◆ **WORK REQUEST 1**: In the passage on lazy preachers, how many weeks each year did the amended bylaws grant the earlier pastor for revivals and crusades in other cities?
◆ **WORK REQUEST 2**: Pick up the passage on lazy preachers after its final sentence and carry it forward.

━━ PASSAGE FOR REVIEW ━━

It will come as a surprise to a lot of preachers to learn that the community seems to have ways of knowing he is lazy and is laughing behind his back. The church suffers from his sloth, people are not reached for Jesus, newcomers are not ministered to by his sermons, the hurting languish without comfort, the leaders receive no guidance for their work, and the congregation dwindles.
Jesus is ashamed of such a worker. And the congregation is betrayed, weakened, and embarrassed.
4. What he is doing to his successor.
After a lazy preacher leaves the church, the leaders call meetings to make sure this never happens again. They will insert requirements and restrictions upon him into the bylaws and personnel policies which will punish the next pastor for his sins.
I followed a pastor who was gone from the church many weeks of the year holding revivals and crusades in other cities. He had the church to amend the bylaws to grant him eight weeks each year in such meetings, plus his generous vacation allowance, also used for revivals. I do not accuse him of laziness, but the perception was that he was neglecting his flock for work in other pastures.

━━━
━━ DATASET ━━

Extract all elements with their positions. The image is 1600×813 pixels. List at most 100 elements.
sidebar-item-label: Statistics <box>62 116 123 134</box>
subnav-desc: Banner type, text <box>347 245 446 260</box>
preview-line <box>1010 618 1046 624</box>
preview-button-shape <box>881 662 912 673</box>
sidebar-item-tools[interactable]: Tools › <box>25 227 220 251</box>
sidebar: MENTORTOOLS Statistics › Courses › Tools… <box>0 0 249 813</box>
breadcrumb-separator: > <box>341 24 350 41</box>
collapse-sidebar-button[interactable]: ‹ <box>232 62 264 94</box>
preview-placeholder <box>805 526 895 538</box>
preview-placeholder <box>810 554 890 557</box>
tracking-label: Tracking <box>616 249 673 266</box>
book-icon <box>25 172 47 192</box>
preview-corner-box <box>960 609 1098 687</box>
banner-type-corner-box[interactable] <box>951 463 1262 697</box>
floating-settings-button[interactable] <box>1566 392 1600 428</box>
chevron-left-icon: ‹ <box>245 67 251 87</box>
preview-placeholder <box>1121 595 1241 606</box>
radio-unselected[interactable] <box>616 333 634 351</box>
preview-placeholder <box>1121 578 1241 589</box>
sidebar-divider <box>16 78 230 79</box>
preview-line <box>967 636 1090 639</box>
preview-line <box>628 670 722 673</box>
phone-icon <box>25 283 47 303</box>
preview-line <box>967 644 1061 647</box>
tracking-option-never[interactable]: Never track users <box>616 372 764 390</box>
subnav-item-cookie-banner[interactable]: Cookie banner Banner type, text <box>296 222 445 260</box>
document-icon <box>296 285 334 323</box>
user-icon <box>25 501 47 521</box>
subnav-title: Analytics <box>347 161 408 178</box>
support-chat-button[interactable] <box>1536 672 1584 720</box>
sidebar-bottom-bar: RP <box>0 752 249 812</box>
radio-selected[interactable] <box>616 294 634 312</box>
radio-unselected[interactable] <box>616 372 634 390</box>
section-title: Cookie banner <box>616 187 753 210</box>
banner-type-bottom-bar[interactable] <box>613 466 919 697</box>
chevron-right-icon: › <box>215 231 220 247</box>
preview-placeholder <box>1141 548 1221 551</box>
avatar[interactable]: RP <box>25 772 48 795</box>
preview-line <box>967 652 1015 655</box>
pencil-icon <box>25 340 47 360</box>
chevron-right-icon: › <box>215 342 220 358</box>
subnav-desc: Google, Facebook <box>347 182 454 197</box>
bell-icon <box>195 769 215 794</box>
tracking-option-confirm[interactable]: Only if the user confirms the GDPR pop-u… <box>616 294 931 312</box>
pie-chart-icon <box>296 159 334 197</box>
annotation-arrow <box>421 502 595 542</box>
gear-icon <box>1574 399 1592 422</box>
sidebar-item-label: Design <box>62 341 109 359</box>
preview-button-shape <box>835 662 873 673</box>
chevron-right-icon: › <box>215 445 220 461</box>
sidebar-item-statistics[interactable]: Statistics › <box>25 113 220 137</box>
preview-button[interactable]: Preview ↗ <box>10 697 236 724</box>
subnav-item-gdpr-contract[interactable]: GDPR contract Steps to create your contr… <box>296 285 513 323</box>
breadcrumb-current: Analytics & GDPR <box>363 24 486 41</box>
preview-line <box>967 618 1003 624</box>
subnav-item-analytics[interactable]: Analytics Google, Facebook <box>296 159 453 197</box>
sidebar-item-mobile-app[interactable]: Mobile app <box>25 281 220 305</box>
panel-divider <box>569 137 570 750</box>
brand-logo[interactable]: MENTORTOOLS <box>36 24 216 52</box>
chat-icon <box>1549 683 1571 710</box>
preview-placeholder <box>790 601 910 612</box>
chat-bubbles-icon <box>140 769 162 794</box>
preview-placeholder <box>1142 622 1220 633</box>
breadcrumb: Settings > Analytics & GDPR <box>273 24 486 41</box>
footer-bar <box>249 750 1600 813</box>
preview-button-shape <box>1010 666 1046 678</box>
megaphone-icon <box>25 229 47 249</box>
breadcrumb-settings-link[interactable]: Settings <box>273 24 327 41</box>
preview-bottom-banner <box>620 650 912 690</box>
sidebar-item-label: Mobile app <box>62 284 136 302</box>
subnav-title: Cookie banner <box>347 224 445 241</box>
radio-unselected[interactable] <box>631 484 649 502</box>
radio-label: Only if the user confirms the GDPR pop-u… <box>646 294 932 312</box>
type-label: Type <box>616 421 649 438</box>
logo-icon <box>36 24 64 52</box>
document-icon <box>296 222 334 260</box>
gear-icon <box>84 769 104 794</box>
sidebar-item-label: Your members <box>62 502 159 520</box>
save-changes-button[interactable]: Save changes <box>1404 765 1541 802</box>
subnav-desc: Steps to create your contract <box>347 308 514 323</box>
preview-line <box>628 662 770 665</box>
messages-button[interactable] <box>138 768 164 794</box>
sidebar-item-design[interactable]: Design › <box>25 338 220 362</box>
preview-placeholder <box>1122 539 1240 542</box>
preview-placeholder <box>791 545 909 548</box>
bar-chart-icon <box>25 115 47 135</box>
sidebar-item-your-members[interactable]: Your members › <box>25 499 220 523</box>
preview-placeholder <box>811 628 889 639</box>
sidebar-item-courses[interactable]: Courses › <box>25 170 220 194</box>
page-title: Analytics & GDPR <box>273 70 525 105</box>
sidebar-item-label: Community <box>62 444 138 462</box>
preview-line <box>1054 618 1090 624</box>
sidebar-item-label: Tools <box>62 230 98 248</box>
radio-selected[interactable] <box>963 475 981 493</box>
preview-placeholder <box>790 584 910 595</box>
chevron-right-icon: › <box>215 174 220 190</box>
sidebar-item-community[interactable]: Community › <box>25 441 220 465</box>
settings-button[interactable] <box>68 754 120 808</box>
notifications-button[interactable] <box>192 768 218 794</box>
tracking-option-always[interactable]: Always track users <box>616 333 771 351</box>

━━━

◆ **RESPONSE BOX 1**: Eight weeks each year, plus a generous vacation allowance.

◆ **RESPONSE BOX 2**:
By the time I arrived as pastor, the bylaws had been amended to something normal (two weeks of outside meetings), but they had also created an accountability committee with which I was required to meet at least monthly.
It felt like I was paying for the sins of my predecessor.
5. That most churches move slowly in addressing pastor malfeasance, but when they finally begin moving, they generally act swiftly, often harshly and even severely.
Perhaps it’s the impatience of the laymen, I don’t know. But when the leadership decides the preacher is not doing his job, most of the time, instead of offering to work with him to address the problems, the committee will ask for his resignation. And we want you out of the pastor’s home within 45 days.
If the pastor expects the leadership to meekly allow him plenty of time to correct his failures, he might be surprised.
Not only will they want the house vacated quickly, most laypeople seem to have no clue how long it takes a minister to relocate to another church. So, they grant him two months’ salary and pat themselves on the back for their generosity.
“We’d not do that in my business,” one of the deacons says in defense of the harshness. “And we shouldn’t mollycoddle preachers.”
After all, as one deacon said, “He should have known what he was getting into when he entered the ministry.”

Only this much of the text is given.